**Given instruction**
Your task is to print all of the data word for word.

(Dataset excerpts)
□ □ □ □

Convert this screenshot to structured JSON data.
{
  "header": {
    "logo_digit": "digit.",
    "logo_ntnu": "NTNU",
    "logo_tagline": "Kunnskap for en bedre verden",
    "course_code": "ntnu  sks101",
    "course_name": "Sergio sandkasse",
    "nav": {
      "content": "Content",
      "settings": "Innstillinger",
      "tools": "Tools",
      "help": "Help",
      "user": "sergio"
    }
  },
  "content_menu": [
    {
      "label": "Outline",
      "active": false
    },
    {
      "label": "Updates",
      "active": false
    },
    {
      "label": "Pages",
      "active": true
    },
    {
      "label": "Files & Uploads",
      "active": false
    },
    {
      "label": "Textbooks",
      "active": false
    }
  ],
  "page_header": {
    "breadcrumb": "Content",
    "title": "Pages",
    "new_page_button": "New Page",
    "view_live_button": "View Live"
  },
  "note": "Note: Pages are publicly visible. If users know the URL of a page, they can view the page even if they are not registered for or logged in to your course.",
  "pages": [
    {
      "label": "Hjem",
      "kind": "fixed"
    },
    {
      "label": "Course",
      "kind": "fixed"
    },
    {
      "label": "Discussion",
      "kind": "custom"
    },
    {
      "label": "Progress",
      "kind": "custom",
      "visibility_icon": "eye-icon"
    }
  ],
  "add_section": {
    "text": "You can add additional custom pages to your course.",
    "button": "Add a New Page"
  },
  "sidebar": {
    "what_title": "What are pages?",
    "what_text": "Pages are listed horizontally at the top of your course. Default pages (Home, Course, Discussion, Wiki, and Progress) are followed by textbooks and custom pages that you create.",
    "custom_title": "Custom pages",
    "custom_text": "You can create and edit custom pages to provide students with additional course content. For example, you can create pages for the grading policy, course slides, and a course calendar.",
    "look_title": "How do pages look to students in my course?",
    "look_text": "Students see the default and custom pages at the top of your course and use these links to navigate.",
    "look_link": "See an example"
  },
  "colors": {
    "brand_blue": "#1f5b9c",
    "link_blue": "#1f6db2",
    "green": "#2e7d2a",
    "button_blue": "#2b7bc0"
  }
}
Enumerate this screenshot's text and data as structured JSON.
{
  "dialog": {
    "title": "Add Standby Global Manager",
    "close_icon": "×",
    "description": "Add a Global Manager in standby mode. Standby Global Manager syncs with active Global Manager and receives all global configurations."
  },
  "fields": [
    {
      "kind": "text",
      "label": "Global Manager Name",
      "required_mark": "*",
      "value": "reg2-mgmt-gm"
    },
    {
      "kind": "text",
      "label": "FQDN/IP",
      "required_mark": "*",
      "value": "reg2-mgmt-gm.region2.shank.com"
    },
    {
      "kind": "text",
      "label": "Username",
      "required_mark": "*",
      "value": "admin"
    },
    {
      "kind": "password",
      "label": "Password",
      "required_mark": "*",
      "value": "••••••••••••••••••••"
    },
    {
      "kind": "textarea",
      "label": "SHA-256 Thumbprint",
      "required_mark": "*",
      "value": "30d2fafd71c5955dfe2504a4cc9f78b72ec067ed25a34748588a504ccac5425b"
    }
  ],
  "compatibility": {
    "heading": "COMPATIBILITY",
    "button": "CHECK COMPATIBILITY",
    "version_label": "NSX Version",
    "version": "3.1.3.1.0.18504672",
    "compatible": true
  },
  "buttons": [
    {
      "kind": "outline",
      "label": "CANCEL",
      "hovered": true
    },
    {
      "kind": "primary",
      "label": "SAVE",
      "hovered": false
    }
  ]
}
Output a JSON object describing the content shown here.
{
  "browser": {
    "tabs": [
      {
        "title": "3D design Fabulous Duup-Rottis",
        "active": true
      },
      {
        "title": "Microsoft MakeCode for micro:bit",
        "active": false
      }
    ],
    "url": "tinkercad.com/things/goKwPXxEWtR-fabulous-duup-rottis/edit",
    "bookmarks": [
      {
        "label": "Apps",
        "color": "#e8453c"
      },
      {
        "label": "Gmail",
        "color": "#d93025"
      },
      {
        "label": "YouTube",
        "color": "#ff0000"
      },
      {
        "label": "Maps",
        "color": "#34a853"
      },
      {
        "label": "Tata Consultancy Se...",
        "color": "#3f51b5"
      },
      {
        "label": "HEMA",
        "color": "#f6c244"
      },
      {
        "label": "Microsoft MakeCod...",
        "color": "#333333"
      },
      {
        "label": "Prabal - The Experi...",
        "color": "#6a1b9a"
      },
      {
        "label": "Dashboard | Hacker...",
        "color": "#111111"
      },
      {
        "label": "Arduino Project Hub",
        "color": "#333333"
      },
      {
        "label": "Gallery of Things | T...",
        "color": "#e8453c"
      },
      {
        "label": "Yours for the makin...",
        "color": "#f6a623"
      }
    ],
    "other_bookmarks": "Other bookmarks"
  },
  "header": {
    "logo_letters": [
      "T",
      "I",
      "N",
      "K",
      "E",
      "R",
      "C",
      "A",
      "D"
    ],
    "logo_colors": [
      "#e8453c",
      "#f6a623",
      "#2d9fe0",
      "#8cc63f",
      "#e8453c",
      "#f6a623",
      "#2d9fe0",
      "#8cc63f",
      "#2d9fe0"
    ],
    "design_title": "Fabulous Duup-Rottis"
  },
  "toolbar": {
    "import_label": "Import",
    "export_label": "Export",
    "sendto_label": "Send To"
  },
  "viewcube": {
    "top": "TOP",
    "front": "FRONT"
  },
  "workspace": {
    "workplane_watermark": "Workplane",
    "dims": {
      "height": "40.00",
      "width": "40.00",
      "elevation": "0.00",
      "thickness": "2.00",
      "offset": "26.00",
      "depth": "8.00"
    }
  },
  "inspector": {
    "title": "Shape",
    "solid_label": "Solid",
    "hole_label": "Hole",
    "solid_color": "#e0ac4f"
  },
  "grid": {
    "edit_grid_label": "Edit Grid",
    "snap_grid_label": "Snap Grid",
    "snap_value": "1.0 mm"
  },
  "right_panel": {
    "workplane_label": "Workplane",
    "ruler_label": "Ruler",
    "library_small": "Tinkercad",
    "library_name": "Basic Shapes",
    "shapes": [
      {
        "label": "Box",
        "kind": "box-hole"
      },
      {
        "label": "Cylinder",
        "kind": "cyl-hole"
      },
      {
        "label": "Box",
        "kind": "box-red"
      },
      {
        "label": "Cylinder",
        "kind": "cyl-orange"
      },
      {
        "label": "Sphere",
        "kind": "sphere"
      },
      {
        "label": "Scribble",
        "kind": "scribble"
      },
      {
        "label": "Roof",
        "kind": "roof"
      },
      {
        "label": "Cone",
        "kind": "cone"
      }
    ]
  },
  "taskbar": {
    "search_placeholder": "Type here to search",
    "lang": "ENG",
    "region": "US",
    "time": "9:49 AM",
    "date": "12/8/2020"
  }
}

□ □ □ □

**Written solution**
Convert this screenshot to structured JSON data.
{
  "header": {
    "logo_digit": "digit.",
    "logo_ntnu": "NTNU",
    "logo_tagline": "Kunnskap for en bedre verden",
    "course_code": "ntnu  sks101",
    "course_name": "Sergio sandkasse",
    "nav": {
      "content": "Content",
      "settings": "Innstillinger",
      "tools": "Tools",
      "help": "Help",
      "user": "sergio"
    }
  },
  "content_menu": [
    {
      "label": "Outline",
      "active": false
    },
    {
      "label": "Updates",
      "active": false
    },
    {
      "label": "Pages",
      "active": true
    },
    {
      "label": "Files & Uploads",
      "active": false
    },
    {
      "label": "Textbooks",
      "active": false
    }
  ],
  "page_header": {
    "breadcrumb": "Content",
    "title": "Pages",
    "new_page_button": "New Page",
    "view_live_button": "View Live"
  },
  "note": "Note: Pages are publicly visible. If users know the URL of a page, they can view the page even if they are not registered for or logged in to your course.",
  "pages": [
    {
      "label": "Hjem",
      "kind": "fixed"
    },
    {
      "label": "Course",
      "kind": "fixed"
    },
    {
      "label": "Discussion",
      "kind": "custom"
    },
    {
      "label": "Progress",
      "kind": "custom",
      "visibility_icon": "eye-icon"
    }
  ],
  "add_section": {
    "text": "You can add additional custom pages to your course.",
    "button": "Add a New Page"
  },
  "sidebar": {
    "what_title": "What are pages?",
    "what_text": "Pages are listed horizontally at the top of your course. Default pages (Home, Course, Discussion, Wiki, and Progress) are followed by textbooks and custom pages that you create.",
    "custom_title": "Custom pages",
    "custom_text": "You can create and edit custom pages to provide students with additional course content. For example, you can create pages for the grading policy, course slides, and a course calendar.",
    "look_title": "How do pages look to students in my course?",
    "look_text": "Students see the default and custom pages at the top of your course and use these links to navigate.",
    "look_link": "See an example"
  },
  "colors": {
    "brand_blue": "#1f5b9c",
    "link_blue": "#1f6db2",
    "green": "#2e7d2a",
    "button_blue": "#2b7bc0"
  }
}
Enumerate this screenshot's text and data as structured JSON.
{
  "dialog": {
    "title": "Add Standby Global Manager",
    "close_icon": "×",
    "description": "Add a Global Manager in standby mode. Standby Global Manager syncs with active Global Manager and receives all global configurations."
  },
  "fields": [
    {
      "kind": "text",
      "label": "Global Manager Name",
      "required_mark": "*",
      "value": "reg2-mgmt-gm"
    },
    {
      "kind": "text",
      "label": "FQDN/IP",
      "required_mark": "*",
      "value": "reg2-mgmt-gm.region2.shank.com"
    },
    {
      "kind": "text",
      "label": "Username",
      "required_mark": "*",
      "value": "admin"
    },
    {
      "kind": "password",
      "label": "Password",
      "required_mark": "*",
      "value": "••••••••••••••••••••"
    },
    {
      "kind": "textarea",
      "label": "SHA-256 Thumbprint",
      "required_mark": "*",
      "value": "30d2fafd71c5955dfe2504a4cc9f78b72ec067ed25a34748588a504ccac5425b"
    }
  ],
  "compatibility": {
    "heading": "COMPATIBILITY",
    "button": "CHECK COMPATIBILITY",
    "version_label": "NSX Version",
    "version": "3.1.3.1.0.18504672",
    "compatible": true
  },
  "buttons": [
    {
      "kind": "outline",
      "label": "CANCEL",
      "hovered": true
    },
    {
      "kind": "primary",
      "label": "SAVE",
      "hovered": false
    }
  ]
}
Output a JSON object describing the content shown here.
{
  "browser": {
    "tabs": [
      {
        "title": "3D design Fabulous Duup-Rottis",
        "active": true
      },
      {
        "title": "Microsoft MakeCode for micro:bit",
        "active": false
      }
    ],
    "url": "tinkercad.com/things/goKwPXxEWtR-fabulous-duup-rottis/edit",
    "bookmarks": [
      {
        "label": "Apps",
        "color": "#e8453c"
      },
      {
        "label": "Gmail",
        "color": "#d93025"
      },
      {
        "label": "YouTube",
        "color": "#ff0000"
      },
      {
        "label": "Maps",
        "color": "#34a853"
      },
      {
        "label": "Tata Consultancy Se...",
        "color": "#3f51b5"
      },
      {
        "label": "HEMA",
        "color": "#f6c244"
      },
      {
        "label": "Microsoft MakeCod...",
        "color": "#333333"
      },
      {
        "label": "Prabal - The Experi...",
        "color": "#6a1b9a"
      },
      {
        "label": "Dashboard | Hacker...",
        "color": "#111111"
      },
      {
        "label": "Arduino Project Hub",
        "color": "#333333"
      },
      {
        "label": "Gallery of Things | T...",
        "color": "#e8453c"
      },
      {
        "label": "Yours for the makin...",
        "color": "#f6a623"
      }
    ],
    "other_bookmarks": "Other bookmarks"
  },
  "header": {
    "logo_letters": [
      "T",
      "I",
      "N",
      "K",
      "E",
      "R",
      "C",
      "A",
      "D"
    ],
    "logo_colors": [
      "#e8453c",
      "#f6a623",
      "#2d9fe0",
      "#8cc63f",
      "#e8453c",
      "#f6a623",
      "#2d9fe0",
      "#8cc63f",
      "#2d9fe0"
    ],
    "design_title": "Fabulous Duup-Rottis"
  },
  "toolbar": {
    "import_label": "Import",
    "export_label": "Export",
    "sendto_label": "Send To"
  },
  "viewcube": {
    "top": "TOP",
    "front": "FRONT"
  },
  "workspace": {
    "workplane_watermark": "Workplane",
    "dims": {
      "height": "40.00",
      "width": "40.00",
      "elevation": "0.00",
      "thickness": "2.00",
      "offset": "26.00",
      "depth": "8.00"
    }
  },
  "inspector": {
    "title": "Shape",
    "solid_label": "Solid",
    "hole_label": "Hole",
    "solid_color": "#e0ac4f"
  },
  "grid": {
    "edit_grid_label": "Edit Grid",
    "snap_grid_label": "Snap Grid",
    "snap_value": "1.0 mm"
  },
  "right_panel": {
    "workplane_label": "Workplane",
    "ruler_label": "Ruler",
    "library_small": "Tinkercad",
    "library_name": "Basic Shapes",
    "shapes": [
      {
        "label": "Box",
        "kind": "box-hole"
      },
      {
        "label": "Cylinder",
        "kind": "cyl-hole"
      },
      {
        "label": "Box",
        "kind": "box-red"
      },
      {
        "label": "Cylinder",
        "kind": "cyl-orange"
      },
      {
        "label": "Sphere",
        "kind": "sphere"
      },
      {
        "label": "Scribble",
        "kind": "scribble"
      },
      {
        "label": "Roof",
        "kind": "roof"
      },
      {
        "label": "Cone",
        "kind": "cone"
      }
    ]
  },
  "taskbar": {
    "search_placeholder": "Type here to search",
    "lang": "ENG",
    "region": "US",
    "time": "9:49 AM",
    "date": "12/8/2020"
  }
}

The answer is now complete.